Records supplied:
** Start **
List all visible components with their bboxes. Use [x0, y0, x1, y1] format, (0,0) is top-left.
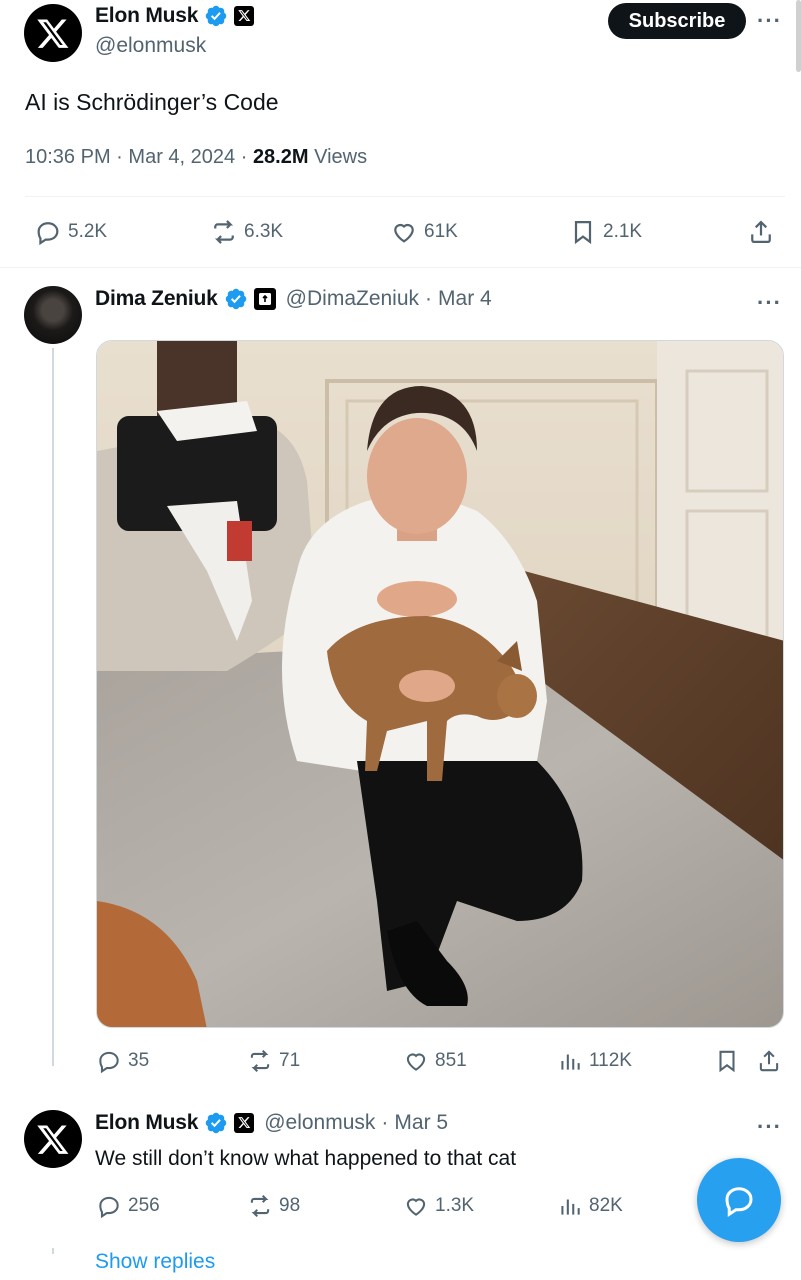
views-count: 28.2M	[252, 146, 309, 168]
reply2-more-icon[interactable]: ···	[757, 1114, 782, 1140]
reply-button[interactable]: 5.2K	[34, 218, 107, 246]
tweet-meta: 10:36 PM · Mar 4, 2024 · 28.2M Views	[25, 146, 367, 169]
reply2-text: We still don’t know what happened to tha…	[95, 1147, 517, 1170]
tweet-date[interactable]: Mar 4, 2024	[128, 146, 235, 168]
x-logo-icon	[37, 19, 69, 48]
verified-badge-icon	[205, 5, 227, 27]
reply1-more-icon[interactable]: ···	[757, 290, 782, 316]
reply-icon	[37, 222, 59, 246]
chat-bubble-icon	[725, 1187, 753, 1218]
reply2-repost-count: 98	[279, 1195, 301, 1216]
reply2-reply-count: 256	[128, 1195, 160, 1216]
author-name-row: Elon Musk	[95, 4, 255, 28]
reply1-header: Dima Zeniuk @DimaZeniuk · Mar 4	[95, 287, 492, 311]
separator: ·	[116, 146, 123, 168]
reply-icon	[99, 1051, 119, 1074]
heart-icon	[406, 1198, 426, 1216]
share-icon	[751, 220, 771, 244]
thread-line-dot	[52, 1248, 54, 1254]
verified-badge-icon	[225, 288, 246, 310]
scrollbar[interactable]	[796, 0, 801, 72]
thread-line	[52, 348, 54, 1066]
affiliate-badge-icon	[253, 288, 276, 310]
reply1-reply-count: 35	[128, 1050, 150, 1071]
like-button[interactable]: 61K	[390, 218, 458, 246]
more-options-icon[interactable]: ···	[757, 8, 782, 34]
views-chart-icon	[561, 1054, 580, 1070]
reply1-reply-button[interactable]: 35	[96, 1048, 149, 1074]
reply2-header: Elon Musk @elonmusk · Mar 5	[95, 1111, 448, 1135]
tweet-text: AI is Schrödinger’s Code	[25, 89, 279, 115]
divider	[25, 196, 785, 197]
views-label: Views	[314, 146, 368, 168]
show-replies-link[interactable]: Show replies	[95, 1250, 215, 1274]
like-count: 61K	[424, 221, 458, 242]
reply2-author-avatar[interactable]	[24, 1110, 82, 1168]
reply1-views-button[interactable]: 112K	[557, 1048, 632, 1074]
reply2-author-name[interactable]: Elon Musk	[95, 1111, 198, 1135]
tweet-photo[interactable]	[96, 340, 784, 1028]
verified-badge-icon	[205, 1112, 227, 1134]
separator: ·	[425, 287, 433, 310]
share-button[interactable]	[747, 218, 775, 246]
bookmark-count: 2.1K	[603, 221, 643, 242]
repost-button[interactable]: 6.3K	[210, 218, 283, 246]
photo-man-with-cat	[97, 341, 783, 1027]
share-icon	[759, 1050, 779, 1072]
repost-count: 6.3K	[244, 221, 284, 242]
reply2-views-count: 82K	[589, 1195, 623, 1216]
reply1-like-button[interactable]: 851	[403, 1048, 467, 1074]
repost-icon	[214, 220, 234, 244]
tweet-time[interactable]: 10:36 PM	[25, 146, 111, 168]
reply1-handle[interactable]: @DimaZeniuk	[286, 287, 419, 311]
reply2-reply-button[interactable]: 256	[96, 1193, 160, 1219]
reply2-repost-button[interactable]: 98	[247, 1193, 300, 1219]
author-name[interactable]: Elon Musk	[95, 4, 198, 28]
reply2-handle[interactable]: @elonmusk	[264, 1111, 375, 1135]
reply1-share-button[interactable]	[756, 1048, 782, 1074]
dima-avatar[interactable]	[24, 286, 82, 344]
views-chart-icon	[561, 1199, 580, 1215]
reply-icon	[99, 1196, 119, 1219]
reply2-like-button[interactable]: 1.3K	[403, 1193, 474, 1219]
reply2-views-button[interactable]: 82K	[557, 1193, 623, 1219]
reply1-bookmark-button[interactable]	[714, 1048, 740, 1074]
heart-icon	[394, 223, 414, 243]
bookmark-button[interactable]: 2.1K	[569, 218, 642, 246]
bookmark-icon	[719, 1050, 735, 1073]
separator: ·	[381, 1111, 389, 1134]
author-handle[interactable]: @elonmusk	[95, 34, 206, 58]
reply1-repost-count: 71	[279, 1050, 301, 1071]
repost-icon	[250, 1049, 270, 1073]
reply-count: 5.2K	[68, 221, 108, 242]
author-avatar[interactable]	[24, 4, 82, 62]
bookmark-icon	[574, 220, 592, 245]
reply2-like-count: 1.3K	[435, 1195, 475, 1216]
divider	[0, 267, 801, 268]
reply1-author-name[interactable]: Dima Zeniuk	[95, 287, 218, 311]
reply1-repost-button[interactable]: 71	[247, 1048, 300, 1074]
separator: ·	[240, 146, 248, 168]
x-affiliate-badge-icon	[234, 1113, 255, 1133]
reply1-views-count: 112K	[589, 1050, 632, 1071]
compose-reply-fab[interactable]	[697, 1158, 781, 1242]
repost-icon	[250, 1194, 270, 1218]
x-logo-icon	[37, 1125, 69, 1154]
reply1-date[interactable]: Mar 4	[438, 287, 492, 311]
heart-icon	[406, 1053, 426, 1071]
subscribe-button[interactable]: Subscribe	[608, 3, 746, 39]
reply1-like-count: 851	[435, 1050, 467, 1071]
x-affiliate-badge-icon	[234, 6, 255, 26]
reply2-date[interactable]: Mar 5	[394, 1111, 448, 1135]
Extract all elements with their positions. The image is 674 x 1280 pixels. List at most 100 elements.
** End **
Objective: Reproduce every item above word for word, omitting the picture.

Task response:
List all visible components with their bboxes. Use [x0, y0, x1, y1] format, (0,0) is top-left.
views-count: 28.2M	[252, 146, 309, 168]
reply2-more-icon[interactable]: ···	[757, 1114, 782, 1140]
reply-button[interactable]: 5.2K	[34, 218, 107, 246]
tweet-meta: 10:36 PM · Mar 4, 2024 · 28.2M Views	[25, 146, 367, 169]
reply2-text: We still don’t know what happened to tha…	[95, 1147, 517, 1170]
tweet-date[interactable]: Mar 4, 2024	[128, 146, 235, 168]
x-logo-icon	[37, 19, 69, 48]
verified-badge-icon	[205, 5, 227, 27]
reply1-more-icon[interactable]: ···	[757, 290, 782, 316]
reply-icon	[37, 222, 59, 246]
chat-bubble-icon	[725, 1187, 753, 1218]
reply2-repost-count: 98	[279, 1195, 301, 1216]
reply2-reply-count: 256	[128, 1195, 160, 1216]
author-name-row: Elon Musk	[95, 4, 255, 28]
reply1-header: Dima Zeniuk @DimaZeniuk · Mar 4	[95, 287, 492, 311]
separator: ·	[116, 146, 123, 168]
reply-icon	[99, 1051, 119, 1074]
heart-icon	[406, 1198, 426, 1216]
share-icon	[751, 220, 771, 244]
thread-line-dot	[52, 1248, 54, 1254]
verified-badge-icon	[225, 288, 246, 310]
scrollbar[interactable]	[796, 0, 801, 72]
thread-line	[52, 348, 54, 1066]
affiliate-badge-icon	[253, 288, 276, 310]
reply1-reply-count: 35	[128, 1050, 150, 1071]
like-button[interactable]: 61K	[390, 218, 458, 246]
more-options-icon[interactable]: ···	[757, 8, 782, 34]
views-chart-icon	[561, 1054, 580, 1070]
reply1-reply-button[interactable]: 35	[96, 1048, 149, 1074]
reply2-header: Elon Musk @elonmusk · Mar 5	[95, 1111, 448, 1135]
tweet-text: AI is Schrödinger’s Code	[25, 89, 279, 115]
divider	[25, 196, 785, 197]
views-label: Views	[314, 146, 368, 168]
show-replies-link[interactable]: Show replies	[95, 1250, 215, 1274]
like-count: 61K	[424, 221, 458, 242]
reply2-author-avatar[interactable]	[24, 1110, 82, 1168]
reply1-views-button[interactable]: 112K	[557, 1048, 632, 1074]
reply2-author-name[interactable]: Elon Musk	[95, 1111, 198, 1135]
tweet-photo[interactable]	[96, 340, 784, 1028]
verified-badge-icon	[205, 1112, 227, 1134]
separator: ·	[425, 287, 433, 310]
share-button[interactable]	[747, 218, 775, 246]
bookmark-count: 2.1K	[603, 221, 643, 242]
repost-button[interactable]: 6.3K	[210, 218, 283, 246]
photo-man-with-cat	[97, 341, 783, 1027]
share-icon	[759, 1050, 779, 1072]
repost-count: 6.3K	[244, 221, 284, 242]
reply2-views-count: 82K	[589, 1195, 623, 1216]
reply1-like-button[interactable]: 851	[403, 1048, 467, 1074]
repost-icon	[214, 220, 234, 244]
tweet-time[interactable]: 10:36 PM	[25, 146, 111, 168]
reply1-handle[interactable]: @DimaZeniuk	[286, 287, 419, 311]
reply2-reply-button[interactable]: 256	[96, 1193, 160, 1219]
reply2-repost-button[interactable]: 98	[247, 1193, 300, 1219]
author-name[interactable]: Elon Musk	[95, 4, 198, 28]
reply2-handle[interactable]: @elonmusk	[264, 1111, 375, 1135]
reply1-share-button[interactable]	[756, 1048, 782, 1074]
dima-avatar[interactable]	[24, 286, 82, 344]
views-chart-icon	[561, 1199, 580, 1215]
reply-icon	[99, 1196, 119, 1219]
reply2-like-button[interactable]: 1.3K	[403, 1193, 474, 1219]
reply2-views-button[interactable]: 82K	[557, 1193, 623, 1219]
reply1-bookmark-button[interactable]	[714, 1048, 740, 1074]
heart-icon	[394, 223, 414, 243]
bookmark-button[interactable]: 2.1K	[569, 218, 642, 246]
bookmark-icon	[719, 1050, 735, 1073]
separator: ·	[381, 1111, 389, 1134]
author-handle[interactable]: @elonmusk	[95, 34, 206, 58]
reply1-repost-count: 71	[279, 1050, 301, 1071]
repost-icon	[250, 1049, 270, 1073]
reply-count: 5.2K	[68, 221, 108, 242]
author-avatar[interactable]	[24, 4, 82, 62]
bookmark-icon	[574, 220, 592, 245]
reply2-like-count: 1.3K	[435, 1195, 475, 1216]
divider	[0, 267, 801, 268]
reply1-author-name[interactable]: Dima Zeniuk	[95, 287, 218, 311]
reply1-repost-button[interactable]: 71	[247, 1048, 300, 1074]
separator: ·	[240, 146, 248, 168]
x-affiliate-badge-icon	[234, 1113, 255, 1133]
reply1-views-count: 112K	[589, 1050, 632, 1071]
compose-reply-fab[interactable]	[697, 1158, 781, 1242]
repost-icon	[250, 1194, 270, 1218]
x-logo-icon	[37, 1125, 69, 1154]
reply1-date[interactable]: Mar 4	[438, 287, 492, 311]
heart-icon	[406, 1053, 426, 1071]
subscribe-button[interactable]: Subscribe	[608, 3, 746, 39]
reply1-like-count: 851	[435, 1050, 467, 1071]
x-affiliate-badge-icon	[234, 6, 255, 26]
reply2-date[interactable]: Mar 5	[394, 1111, 448, 1135]
Extract all elements with their positions. The image is 674 x 1280 pixels. List at most 100 elements.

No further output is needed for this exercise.